### [TASK DIRECTIONS]
In the entries that follow, how many lines contain "Umisoft"? Answer with the number only.

━━━

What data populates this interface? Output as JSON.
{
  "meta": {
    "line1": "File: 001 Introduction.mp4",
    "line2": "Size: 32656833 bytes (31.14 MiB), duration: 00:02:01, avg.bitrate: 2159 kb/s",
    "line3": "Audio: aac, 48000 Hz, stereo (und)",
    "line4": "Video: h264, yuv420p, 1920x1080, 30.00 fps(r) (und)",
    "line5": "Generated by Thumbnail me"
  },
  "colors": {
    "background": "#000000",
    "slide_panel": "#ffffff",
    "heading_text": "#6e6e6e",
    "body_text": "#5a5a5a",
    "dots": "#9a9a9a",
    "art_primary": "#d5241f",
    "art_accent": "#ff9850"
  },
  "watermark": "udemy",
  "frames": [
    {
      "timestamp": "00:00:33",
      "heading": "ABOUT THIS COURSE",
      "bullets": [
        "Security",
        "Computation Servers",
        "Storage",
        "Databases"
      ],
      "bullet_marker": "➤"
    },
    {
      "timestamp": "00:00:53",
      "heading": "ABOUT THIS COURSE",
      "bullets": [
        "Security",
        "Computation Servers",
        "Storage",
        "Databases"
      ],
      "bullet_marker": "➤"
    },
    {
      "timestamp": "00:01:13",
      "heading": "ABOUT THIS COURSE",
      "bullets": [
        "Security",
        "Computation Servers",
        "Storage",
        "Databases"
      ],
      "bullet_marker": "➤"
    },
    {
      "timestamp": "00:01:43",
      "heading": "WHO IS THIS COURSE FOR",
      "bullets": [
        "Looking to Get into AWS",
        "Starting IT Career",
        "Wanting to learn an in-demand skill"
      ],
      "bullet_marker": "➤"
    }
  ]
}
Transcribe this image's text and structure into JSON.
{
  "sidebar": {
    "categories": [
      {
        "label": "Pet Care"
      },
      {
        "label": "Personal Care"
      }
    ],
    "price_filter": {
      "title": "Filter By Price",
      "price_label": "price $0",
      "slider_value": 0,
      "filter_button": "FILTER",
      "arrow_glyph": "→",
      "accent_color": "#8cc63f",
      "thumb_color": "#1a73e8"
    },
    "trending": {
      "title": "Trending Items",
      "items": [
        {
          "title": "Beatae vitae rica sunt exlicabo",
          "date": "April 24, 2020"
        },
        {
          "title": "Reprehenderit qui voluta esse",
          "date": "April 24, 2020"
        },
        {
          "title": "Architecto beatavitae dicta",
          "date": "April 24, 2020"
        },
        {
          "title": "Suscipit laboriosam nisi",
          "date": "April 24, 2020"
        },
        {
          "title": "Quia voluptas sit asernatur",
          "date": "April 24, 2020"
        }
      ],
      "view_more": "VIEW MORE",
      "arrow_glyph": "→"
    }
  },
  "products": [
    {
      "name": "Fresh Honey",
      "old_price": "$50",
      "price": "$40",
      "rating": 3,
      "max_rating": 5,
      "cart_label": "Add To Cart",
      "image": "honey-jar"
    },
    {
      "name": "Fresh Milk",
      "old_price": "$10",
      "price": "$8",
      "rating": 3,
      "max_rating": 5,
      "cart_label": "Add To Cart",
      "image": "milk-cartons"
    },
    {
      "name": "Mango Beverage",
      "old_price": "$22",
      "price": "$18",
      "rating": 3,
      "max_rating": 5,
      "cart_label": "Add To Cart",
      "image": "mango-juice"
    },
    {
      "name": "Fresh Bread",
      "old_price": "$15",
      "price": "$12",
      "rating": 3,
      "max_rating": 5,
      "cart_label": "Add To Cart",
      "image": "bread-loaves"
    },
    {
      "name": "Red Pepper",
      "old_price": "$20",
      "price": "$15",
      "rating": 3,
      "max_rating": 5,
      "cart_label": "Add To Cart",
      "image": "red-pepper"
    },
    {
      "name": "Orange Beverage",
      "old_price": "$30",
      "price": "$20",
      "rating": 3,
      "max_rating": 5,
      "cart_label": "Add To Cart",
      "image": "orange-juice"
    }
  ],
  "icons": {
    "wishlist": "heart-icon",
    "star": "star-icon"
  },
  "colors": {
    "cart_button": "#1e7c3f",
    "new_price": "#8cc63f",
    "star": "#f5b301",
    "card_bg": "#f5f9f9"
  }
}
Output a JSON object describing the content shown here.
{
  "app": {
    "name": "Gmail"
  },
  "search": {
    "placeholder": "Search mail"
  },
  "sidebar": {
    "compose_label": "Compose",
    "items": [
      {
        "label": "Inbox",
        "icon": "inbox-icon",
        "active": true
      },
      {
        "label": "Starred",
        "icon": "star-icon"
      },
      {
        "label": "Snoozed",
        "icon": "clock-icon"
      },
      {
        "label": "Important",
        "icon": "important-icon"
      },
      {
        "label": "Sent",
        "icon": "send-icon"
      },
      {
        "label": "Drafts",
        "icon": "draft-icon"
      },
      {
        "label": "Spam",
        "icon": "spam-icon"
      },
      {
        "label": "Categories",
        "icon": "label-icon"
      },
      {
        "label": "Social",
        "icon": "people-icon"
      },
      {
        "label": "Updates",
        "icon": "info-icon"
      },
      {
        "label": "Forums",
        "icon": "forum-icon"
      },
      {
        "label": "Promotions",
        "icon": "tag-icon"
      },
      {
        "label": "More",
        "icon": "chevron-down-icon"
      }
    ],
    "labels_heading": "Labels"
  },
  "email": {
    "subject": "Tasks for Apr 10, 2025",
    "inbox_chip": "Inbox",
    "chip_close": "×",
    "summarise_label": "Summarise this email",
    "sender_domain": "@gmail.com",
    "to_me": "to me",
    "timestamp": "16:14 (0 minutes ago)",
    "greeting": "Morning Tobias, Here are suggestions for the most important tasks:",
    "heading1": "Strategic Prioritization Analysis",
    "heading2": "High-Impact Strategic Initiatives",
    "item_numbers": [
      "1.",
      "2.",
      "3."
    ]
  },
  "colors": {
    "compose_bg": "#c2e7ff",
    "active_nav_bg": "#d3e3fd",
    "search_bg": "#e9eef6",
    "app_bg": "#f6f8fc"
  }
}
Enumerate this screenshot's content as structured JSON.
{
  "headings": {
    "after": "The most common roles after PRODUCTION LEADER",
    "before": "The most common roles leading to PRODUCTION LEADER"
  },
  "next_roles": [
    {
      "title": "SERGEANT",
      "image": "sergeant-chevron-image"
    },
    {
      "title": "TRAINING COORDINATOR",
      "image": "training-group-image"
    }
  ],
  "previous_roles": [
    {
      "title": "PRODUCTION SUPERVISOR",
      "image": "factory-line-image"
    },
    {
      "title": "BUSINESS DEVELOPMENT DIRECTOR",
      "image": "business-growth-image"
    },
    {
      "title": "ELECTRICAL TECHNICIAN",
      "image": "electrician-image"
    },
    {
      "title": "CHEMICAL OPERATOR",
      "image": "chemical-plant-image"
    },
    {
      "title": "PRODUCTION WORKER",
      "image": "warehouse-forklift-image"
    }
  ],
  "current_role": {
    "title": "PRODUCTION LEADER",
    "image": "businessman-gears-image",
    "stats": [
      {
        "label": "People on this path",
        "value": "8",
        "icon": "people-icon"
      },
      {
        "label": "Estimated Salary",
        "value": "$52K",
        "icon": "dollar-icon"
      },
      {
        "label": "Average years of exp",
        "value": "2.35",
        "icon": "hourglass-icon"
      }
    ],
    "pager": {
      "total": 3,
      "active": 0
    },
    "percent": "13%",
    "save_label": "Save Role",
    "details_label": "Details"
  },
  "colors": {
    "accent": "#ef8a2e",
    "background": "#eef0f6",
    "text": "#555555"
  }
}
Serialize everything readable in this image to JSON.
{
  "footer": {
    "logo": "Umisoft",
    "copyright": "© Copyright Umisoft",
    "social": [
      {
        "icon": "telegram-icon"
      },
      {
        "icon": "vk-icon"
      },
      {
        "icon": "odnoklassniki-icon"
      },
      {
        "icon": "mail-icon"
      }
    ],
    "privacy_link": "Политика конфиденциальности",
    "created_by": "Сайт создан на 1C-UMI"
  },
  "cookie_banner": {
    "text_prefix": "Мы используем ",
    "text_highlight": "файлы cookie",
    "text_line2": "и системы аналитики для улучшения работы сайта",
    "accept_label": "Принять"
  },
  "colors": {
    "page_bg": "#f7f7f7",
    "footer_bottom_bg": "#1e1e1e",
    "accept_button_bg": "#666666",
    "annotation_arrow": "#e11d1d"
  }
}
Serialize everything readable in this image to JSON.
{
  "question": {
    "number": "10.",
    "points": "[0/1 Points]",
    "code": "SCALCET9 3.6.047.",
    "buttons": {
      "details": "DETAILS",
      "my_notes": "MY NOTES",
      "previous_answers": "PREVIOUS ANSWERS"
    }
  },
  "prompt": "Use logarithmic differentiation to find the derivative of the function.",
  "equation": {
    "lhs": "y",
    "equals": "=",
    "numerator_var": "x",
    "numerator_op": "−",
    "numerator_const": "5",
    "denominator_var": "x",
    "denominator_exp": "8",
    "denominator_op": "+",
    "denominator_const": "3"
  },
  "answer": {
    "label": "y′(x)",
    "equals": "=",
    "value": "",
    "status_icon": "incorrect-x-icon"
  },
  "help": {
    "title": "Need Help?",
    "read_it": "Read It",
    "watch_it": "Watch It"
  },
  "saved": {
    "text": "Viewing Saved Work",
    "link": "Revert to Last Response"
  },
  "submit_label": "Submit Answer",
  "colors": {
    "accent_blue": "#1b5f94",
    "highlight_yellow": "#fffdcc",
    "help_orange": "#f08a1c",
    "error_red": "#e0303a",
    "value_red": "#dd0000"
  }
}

━━━

### [THE REPLY]
2